[Start of section]

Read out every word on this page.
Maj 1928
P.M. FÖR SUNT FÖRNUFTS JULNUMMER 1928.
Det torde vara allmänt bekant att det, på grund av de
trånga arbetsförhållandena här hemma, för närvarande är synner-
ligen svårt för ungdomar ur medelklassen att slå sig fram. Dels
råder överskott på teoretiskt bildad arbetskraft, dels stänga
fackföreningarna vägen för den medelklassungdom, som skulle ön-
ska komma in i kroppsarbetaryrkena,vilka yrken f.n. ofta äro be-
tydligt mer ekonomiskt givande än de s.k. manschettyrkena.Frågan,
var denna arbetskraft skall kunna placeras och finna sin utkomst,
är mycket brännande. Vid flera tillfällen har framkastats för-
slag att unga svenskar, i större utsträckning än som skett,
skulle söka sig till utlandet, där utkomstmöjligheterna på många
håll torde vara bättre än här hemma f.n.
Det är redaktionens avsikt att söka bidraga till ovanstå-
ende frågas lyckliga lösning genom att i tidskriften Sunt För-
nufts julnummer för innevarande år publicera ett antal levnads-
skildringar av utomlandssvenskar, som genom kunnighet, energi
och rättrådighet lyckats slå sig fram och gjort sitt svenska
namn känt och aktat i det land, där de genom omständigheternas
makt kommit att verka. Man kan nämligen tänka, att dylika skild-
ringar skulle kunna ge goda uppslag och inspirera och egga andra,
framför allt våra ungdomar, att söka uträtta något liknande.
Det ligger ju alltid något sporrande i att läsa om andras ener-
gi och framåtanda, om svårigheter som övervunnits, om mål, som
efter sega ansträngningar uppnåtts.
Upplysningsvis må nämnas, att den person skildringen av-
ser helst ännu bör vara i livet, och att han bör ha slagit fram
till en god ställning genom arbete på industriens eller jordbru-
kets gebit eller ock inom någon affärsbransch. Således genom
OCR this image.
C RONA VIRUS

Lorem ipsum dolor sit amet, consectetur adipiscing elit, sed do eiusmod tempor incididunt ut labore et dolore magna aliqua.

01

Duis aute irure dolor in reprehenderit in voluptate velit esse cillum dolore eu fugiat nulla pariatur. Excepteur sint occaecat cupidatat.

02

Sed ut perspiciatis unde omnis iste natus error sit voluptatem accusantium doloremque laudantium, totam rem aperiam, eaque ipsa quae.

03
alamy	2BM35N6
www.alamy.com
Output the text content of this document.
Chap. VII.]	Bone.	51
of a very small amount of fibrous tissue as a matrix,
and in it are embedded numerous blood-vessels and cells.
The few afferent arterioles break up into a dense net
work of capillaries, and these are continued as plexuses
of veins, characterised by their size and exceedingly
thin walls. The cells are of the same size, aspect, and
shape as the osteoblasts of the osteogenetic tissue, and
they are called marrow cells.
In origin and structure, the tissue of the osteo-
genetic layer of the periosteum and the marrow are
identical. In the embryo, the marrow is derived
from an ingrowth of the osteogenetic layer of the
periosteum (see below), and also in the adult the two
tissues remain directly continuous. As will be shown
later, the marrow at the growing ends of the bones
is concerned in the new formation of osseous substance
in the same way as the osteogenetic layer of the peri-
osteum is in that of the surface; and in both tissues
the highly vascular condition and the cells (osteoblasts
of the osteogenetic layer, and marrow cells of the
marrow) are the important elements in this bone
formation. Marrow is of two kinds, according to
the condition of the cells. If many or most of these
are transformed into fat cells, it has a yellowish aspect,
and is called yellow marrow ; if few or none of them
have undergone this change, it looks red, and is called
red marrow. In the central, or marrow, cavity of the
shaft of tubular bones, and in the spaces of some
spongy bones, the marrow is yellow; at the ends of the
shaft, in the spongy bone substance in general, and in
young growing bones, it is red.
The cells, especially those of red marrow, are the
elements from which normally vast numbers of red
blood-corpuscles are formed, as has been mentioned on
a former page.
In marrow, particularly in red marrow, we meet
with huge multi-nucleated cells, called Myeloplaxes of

[End of section]

[Description of the task]:
Check each line above for the string "blood" and copy every line that has it.

[Completed task]:
and in it are embedded numerous blood-vessels and cells.
blood-corpuscles are formed, as has been mentioned on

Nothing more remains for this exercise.